Task: List every bold section heading in the algae omega supplement review that follows.

==== Given text ====

Let’s cut to the chase: if you’re vegan, vegetarian, or just hate fishy burps, this algae-based omega supplement is a *must-try*. I’ve been using it for months, and here’s the real tea.
**The Good Stuff:** First off, no fishy aftertaste—like, at all. I’ve tried other omega supplements that left me regretting my life choices (hello, rancid burps), but these softgels are *silent assassins*. They slide down easy, and the lemon-scented deodorizer in the bottle? Chef’s kiss.
**Why Algae?** Fish get their omegas from algae anyway, so skipping the middleman (sorry, fish) makes sense. Plus, it’s sustainable and avoids toxins like mercury. Win-win. The blend includes sea buckthorn (hello, omega-7!), flaxseed, and pomegranate oil—unlike most supplements that skip omega-7 entirely.
**The Bottle Drama:** Okay, the new wide-mouth bottle is… chaotic. Tip it slightly? Congrats, you now have a handful of pills. I recycled an old flip-top bottle because functionality > aesthetics. Sports Research, if you’re listening—*please* revert.
**For Sensitive Souls:** If you’re like one reviewer who reacts to cellulose capsules (pine/poplar-derived), rejoice! These use tapioca starch caps. No belching marathons or nasal swelling here.
**The Energy Boost:** One user swore it revived them from long COVID fatigue—I can’t verify that personally, but I *do* feel noticeably less brain fog on days I take it. Placebo? Maybe. But I’ll take it.
**The Catch:** A few folks claim it still smells fishy (weirdly inconsistent?). For me? Zero odor. Maybe they got a rogue batch?
**Final Verdict:** If you want clean omegas without the fishy baggage or sketchy additives (looking at you, carrageenan), this is your holy grail. Just stash the pills in an old bottle and thank me later.

==== Data for review ====

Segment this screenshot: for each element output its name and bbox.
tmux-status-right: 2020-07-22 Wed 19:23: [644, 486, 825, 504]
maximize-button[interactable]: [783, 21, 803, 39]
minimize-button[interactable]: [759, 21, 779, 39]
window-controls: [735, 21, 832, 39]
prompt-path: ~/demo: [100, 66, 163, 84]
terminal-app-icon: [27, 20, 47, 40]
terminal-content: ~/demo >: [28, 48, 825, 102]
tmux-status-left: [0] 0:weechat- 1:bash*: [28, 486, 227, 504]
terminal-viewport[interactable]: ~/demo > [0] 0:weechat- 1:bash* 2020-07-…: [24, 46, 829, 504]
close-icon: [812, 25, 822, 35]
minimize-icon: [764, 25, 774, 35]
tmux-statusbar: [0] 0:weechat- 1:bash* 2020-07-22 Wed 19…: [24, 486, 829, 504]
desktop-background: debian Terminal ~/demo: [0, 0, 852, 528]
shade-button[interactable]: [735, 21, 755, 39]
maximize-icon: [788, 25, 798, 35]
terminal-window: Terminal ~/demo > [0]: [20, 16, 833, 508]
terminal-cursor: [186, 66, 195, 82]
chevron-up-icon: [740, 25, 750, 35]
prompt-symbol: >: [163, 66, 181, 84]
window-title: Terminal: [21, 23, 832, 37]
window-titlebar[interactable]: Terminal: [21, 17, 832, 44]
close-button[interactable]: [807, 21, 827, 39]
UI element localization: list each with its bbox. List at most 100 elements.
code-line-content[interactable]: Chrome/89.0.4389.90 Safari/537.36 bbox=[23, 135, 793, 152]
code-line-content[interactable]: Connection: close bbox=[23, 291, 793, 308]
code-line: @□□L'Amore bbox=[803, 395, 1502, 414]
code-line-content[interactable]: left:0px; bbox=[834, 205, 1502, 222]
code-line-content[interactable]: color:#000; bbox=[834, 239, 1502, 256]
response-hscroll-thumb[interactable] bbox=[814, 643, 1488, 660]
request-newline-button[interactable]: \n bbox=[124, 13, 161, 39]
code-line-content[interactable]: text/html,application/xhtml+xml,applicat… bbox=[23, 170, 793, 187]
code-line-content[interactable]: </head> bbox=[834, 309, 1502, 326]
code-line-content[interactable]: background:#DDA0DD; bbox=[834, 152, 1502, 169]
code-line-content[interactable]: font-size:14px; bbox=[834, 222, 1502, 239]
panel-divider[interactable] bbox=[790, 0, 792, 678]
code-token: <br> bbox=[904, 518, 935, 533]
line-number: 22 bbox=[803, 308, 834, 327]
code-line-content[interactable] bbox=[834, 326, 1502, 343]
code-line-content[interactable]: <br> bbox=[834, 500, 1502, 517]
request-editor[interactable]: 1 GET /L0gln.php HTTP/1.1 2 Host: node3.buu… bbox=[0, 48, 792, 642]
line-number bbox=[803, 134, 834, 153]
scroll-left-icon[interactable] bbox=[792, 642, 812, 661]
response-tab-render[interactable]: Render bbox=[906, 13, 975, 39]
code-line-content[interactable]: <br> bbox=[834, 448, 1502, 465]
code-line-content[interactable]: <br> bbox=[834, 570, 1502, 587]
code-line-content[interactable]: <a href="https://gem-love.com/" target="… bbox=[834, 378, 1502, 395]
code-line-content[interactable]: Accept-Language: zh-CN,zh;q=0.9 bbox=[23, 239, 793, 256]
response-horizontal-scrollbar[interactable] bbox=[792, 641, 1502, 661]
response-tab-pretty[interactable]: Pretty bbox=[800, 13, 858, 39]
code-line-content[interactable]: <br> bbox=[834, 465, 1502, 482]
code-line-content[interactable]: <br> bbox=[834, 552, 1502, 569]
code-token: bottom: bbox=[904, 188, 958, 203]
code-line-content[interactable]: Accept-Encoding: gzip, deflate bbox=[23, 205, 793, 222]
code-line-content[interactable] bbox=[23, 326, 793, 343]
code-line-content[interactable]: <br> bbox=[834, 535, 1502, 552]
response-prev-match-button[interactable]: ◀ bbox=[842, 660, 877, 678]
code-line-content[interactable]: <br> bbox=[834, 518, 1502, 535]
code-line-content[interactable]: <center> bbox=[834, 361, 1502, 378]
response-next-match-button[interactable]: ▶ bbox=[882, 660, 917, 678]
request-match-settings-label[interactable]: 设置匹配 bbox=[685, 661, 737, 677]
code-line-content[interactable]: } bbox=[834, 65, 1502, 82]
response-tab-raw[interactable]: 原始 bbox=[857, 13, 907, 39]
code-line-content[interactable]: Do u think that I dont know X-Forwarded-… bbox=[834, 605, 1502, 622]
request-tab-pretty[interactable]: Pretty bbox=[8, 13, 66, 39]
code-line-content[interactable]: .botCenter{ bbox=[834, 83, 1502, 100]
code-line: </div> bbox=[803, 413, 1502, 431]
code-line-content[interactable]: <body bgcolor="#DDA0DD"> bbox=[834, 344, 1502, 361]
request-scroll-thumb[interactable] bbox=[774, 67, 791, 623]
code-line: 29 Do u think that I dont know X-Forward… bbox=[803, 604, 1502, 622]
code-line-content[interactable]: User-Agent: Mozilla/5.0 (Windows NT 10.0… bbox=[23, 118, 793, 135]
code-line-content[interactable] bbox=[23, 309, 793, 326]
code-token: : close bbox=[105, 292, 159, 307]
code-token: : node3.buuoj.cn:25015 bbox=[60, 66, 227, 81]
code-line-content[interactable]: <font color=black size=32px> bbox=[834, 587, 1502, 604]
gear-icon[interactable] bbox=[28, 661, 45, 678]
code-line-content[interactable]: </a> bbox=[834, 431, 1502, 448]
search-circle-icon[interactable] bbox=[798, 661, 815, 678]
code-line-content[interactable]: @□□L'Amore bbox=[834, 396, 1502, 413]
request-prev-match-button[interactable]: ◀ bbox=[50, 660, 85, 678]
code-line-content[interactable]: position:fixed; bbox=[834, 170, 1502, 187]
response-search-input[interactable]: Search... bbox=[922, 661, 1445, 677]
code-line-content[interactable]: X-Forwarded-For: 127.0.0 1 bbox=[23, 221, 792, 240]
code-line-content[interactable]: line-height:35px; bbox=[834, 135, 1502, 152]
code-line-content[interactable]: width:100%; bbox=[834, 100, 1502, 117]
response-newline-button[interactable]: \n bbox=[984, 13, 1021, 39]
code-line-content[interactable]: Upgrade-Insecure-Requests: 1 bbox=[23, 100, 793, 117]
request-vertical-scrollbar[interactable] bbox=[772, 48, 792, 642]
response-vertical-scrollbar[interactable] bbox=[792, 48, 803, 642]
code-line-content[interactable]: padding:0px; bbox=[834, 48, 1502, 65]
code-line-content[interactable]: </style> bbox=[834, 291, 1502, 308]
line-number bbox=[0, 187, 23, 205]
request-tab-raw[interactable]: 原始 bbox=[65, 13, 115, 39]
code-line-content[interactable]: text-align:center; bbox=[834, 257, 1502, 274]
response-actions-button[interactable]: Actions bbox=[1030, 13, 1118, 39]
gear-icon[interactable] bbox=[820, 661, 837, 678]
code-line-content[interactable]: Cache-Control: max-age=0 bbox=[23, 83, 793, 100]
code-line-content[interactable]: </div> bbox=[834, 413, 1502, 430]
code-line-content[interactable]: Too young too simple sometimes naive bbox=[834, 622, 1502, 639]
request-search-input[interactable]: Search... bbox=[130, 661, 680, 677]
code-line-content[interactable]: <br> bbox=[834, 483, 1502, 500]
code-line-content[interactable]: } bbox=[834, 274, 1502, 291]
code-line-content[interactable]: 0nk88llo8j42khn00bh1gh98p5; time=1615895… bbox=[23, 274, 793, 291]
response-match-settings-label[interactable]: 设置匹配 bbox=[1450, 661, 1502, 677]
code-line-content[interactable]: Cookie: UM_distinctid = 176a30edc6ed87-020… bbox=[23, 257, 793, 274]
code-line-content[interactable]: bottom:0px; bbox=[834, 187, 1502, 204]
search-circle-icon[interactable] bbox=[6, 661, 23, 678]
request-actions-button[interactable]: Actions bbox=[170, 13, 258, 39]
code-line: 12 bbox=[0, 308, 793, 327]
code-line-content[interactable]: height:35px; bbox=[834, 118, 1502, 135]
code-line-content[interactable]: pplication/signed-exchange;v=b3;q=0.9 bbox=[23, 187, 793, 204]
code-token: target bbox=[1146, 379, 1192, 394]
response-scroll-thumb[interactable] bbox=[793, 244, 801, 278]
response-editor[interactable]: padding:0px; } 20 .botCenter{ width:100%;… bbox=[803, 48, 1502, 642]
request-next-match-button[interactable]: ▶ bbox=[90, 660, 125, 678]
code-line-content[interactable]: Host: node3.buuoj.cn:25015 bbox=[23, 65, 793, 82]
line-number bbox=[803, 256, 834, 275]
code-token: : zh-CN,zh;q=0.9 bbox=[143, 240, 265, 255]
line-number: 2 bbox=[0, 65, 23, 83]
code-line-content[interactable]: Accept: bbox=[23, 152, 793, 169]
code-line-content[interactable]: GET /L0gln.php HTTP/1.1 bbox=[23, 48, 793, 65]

====

Expected answer:
- The Good Stuff
- Why Algae?
- The Bottle Drama
- For Sensitive Souls
- The Energy Boost
- The Catch
- Final Verdict